### Supplied records

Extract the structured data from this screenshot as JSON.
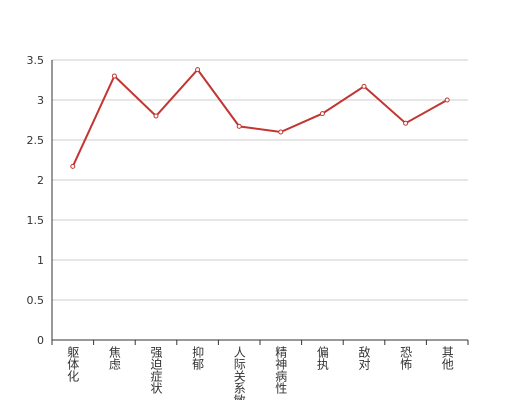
{
  "chart_data": {
    "type": "line",
    "categories": [
      "躯体化",
      "焦虑",
      "强迫症状",
      "抑郁",
      "人际关系敏感",
      "精神病性",
      "偏执",
      "敌对",
      "恐怖",
      "其他"
    ],
    "series": [
      {
        "color": "#c23531",
        "values": [
          2.17,
          3.3,
          2.8,
          3.38,
          2.67,
          2.6,
          2.83,
          3.17,
          2.71,
          3.0
        ]
      }
    ],
    "ylim": [
      0,
      3.5
    ],
    "yticks": [
      0,
      0.5,
      1,
      1.5,
      2,
      2.5,
      3,
      3.5
    ],
    "grid": true
  }
}
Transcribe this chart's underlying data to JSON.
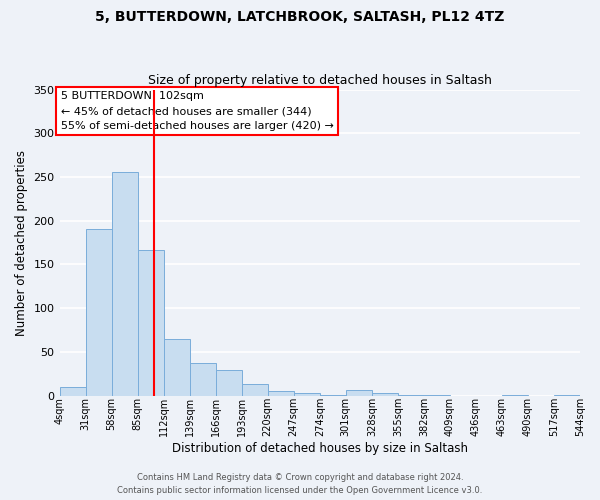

######

§ Aim of the task
Write every entry out again exactly, dropping the pictures.

§ Worked solution
Extract the structured data from this screenshot as JSON.
{
  "chart_data": {
    "type": "line",
    "categories": [
      "躯体化",
      "焦虑",
      "强迫症状",
      "抑郁",
      "人际关系敏感",
      "精神病性",
      "偏执",
      "敌对",
      "恐怖",
      "其他"
    ],
    "series": [
      {
        "color": "#c23531",
        "values": [
          2.17,
          3.3,
          2.8,
          3.38,
          2.67,
          2.6,
          2.83,
          3.17,
          2.71,
          3.0
        ]
      }
    ],
    "ylim": [
      0,
      3.5
    ],
    "yticks": [
      0,
      0.5,
      1,
      1.5,
      2,
      2.5,
      3,
      3.5
    ],
    "grid": true
  }
}
Transcribe this chart's underlying data to JSON.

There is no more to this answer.